Copy all the material below, exactly as it stands.

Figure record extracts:

-*-*-

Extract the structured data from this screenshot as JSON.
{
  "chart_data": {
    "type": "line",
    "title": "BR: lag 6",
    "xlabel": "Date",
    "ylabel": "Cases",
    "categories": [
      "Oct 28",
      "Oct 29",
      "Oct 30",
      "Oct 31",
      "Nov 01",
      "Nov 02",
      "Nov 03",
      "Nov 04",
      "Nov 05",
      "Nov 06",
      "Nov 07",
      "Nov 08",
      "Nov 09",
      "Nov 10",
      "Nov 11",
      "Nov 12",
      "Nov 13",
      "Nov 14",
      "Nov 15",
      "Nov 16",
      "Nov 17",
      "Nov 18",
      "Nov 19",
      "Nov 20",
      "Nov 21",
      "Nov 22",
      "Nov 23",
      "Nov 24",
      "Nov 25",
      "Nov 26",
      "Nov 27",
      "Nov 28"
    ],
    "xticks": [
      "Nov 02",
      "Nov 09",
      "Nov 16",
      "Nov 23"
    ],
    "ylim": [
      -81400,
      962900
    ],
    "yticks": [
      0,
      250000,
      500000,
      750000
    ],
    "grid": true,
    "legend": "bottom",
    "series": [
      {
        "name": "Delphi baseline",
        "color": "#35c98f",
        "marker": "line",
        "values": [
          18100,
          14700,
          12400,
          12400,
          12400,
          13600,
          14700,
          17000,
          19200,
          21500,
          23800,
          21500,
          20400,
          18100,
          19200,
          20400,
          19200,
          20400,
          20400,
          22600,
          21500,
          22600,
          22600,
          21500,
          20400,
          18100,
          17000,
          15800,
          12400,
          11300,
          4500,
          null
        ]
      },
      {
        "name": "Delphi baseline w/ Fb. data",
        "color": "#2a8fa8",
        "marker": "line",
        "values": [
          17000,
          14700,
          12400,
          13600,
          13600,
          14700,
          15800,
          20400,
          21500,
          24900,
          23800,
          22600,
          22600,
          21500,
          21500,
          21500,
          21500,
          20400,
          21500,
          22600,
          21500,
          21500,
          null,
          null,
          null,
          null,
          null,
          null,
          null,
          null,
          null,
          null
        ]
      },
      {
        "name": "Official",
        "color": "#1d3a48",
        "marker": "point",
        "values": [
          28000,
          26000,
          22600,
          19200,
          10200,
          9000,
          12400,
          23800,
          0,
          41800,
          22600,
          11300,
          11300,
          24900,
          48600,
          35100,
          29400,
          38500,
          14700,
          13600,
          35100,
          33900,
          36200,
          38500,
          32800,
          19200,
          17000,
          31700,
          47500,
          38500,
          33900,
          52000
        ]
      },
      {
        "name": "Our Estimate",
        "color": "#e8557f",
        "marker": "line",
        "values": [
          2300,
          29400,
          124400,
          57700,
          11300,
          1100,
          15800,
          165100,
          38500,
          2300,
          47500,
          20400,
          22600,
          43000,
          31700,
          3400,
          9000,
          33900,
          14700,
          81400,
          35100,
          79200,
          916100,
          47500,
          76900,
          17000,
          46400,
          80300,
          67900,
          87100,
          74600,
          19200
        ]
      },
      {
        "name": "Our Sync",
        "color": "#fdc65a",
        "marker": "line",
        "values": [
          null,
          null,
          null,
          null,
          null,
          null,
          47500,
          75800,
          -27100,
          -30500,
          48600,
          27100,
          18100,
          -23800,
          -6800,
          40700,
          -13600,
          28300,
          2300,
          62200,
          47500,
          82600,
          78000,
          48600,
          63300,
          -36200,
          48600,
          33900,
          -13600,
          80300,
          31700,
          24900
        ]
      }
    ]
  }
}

-*-*-

* Task response
Extract the structured data from this screenshot as JSON.
{
  "chart_data": {
    "type": "line",
    "title": "BR: lag 6",
    "xlabel": "Date",
    "ylabel": "Cases",
    "categories": [
      "Oct 28",
      "Oct 29",
      "Oct 30",
      "Oct 31",
      "Nov 01",
      "Nov 02",
      "Nov 03",
      "Nov 04",
      "Nov 05",
      "Nov 06",
      "Nov 07",
      "Nov 08",
      "Nov 09",
      "Nov 10",
      "Nov 11",
      "Nov 12",
      "Nov 13",
      "Nov 14",
      "Nov 15",
      "Nov 16",
      "Nov 17",
      "Nov 18",
      "Nov 19",
      "Nov 20",
      "Nov 21",
      "Nov 22",
      "Nov 23",
      "Nov 24",
      "Nov 25",
      "Nov 26",
      "Nov 27",
      "Nov 28"
    ],
    "xticks": [
      "Nov 02",
      "Nov 09",
      "Nov 16",
      "Nov 23"
    ],
    "ylim": [
      -81400,
      962900
    ],
    "yticks": [
      0,
      250000,
      500000,
      750000
    ],
    "grid": true,
    "legend": "bottom",
    "series": [
      {
        "name": "Delphi baseline",
        "color": "#35c98f",
        "marker": "line",
        "values": [
          18100,
          14700,
          12400,
          12400,
          12400,
          13600,
          14700,
          17000,
          19200,
          21500,
          23800,
          21500,
          20400,
          18100,
          19200,
          20400,
          19200,
          20400,
          20400,
          22600,
          21500,
          22600,
          22600,
          21500,
          20400,
          18100,
          17000,
          15800,
          12400,
          11300,
          4500,
          null
        ]
      },
      {
        "name": "Delphi baseline w/ Fb. data",
        "color": "#2a8fa8",
        "marker": "line",
        "values": [
          17000,
          14700,
          12400,
          13600,
          13600,
          14700,
          15800,
          20400,
          21500,
          24900,
          23800,
          22600,
          22600,
          21500,
          21500,
          21500,
          21500,
          20400,
          21500,
          22600,
          21500,
          21500,
          null,
          null,
          null,
          null,
          null,
          null,
          null,
          null,
          null,
          null
        ]
      },
      {
        "name": "Official",
        "color": "#1d3a48",
        "marker": "point",
        "values": [
          28000,
          26000,
          22600,
          19200,
          10200,
          9000,
          12400,
          23800,
          0,
          41800,
          22600,
          11300,
          11300,
          24900,
          48600,
          35100,
          29400,
          38500,
          14700,
          13600,
          35100,
          33900,
          36200,
          38500,
          32800,
          19200,
          17000,
          31700,
          47500,
          38500,
          33900,
          52000
        ]
      },
      {
        "name": "Our Estimate",
        "color": "#e8557f",
        "marker": "line",
        "values": [
          2300,
          29400,
          124400,
          57700,
          11300,
          1100,
          15800,
          165100,
          38500,
          2300,
          47500,
          20400,
          22600,
          43000,
          31700,
          3400,
          9000,
          33900,
          14700,
          81400,
          35100,
          79200,
          916100,
          47500,
          76900,
          17000,
          46400,
          80300,
          67900,
          87100,
          74600,
          19200
        ]
      },
      {
        "name": "Our Sync",
        "color": "#fdc65a",
        "marker": "line",
        "values": [
          null,
          null,
          null,
          null,
          null,
          null,
          47500,
          75800,
          -27100,
          -30500,
          48600,
          27100,
          18100,
          -23800,
          -6800,
          40700,
          -13600,
          28300,
          2300,
          62200,
          47500,
          82600,
          78000,
          48600,
          63300,
          -36200,
          48600,
          33900,
          -13600,
          80300,
          31700,
          24900
        ]
      }
    ]
  }
}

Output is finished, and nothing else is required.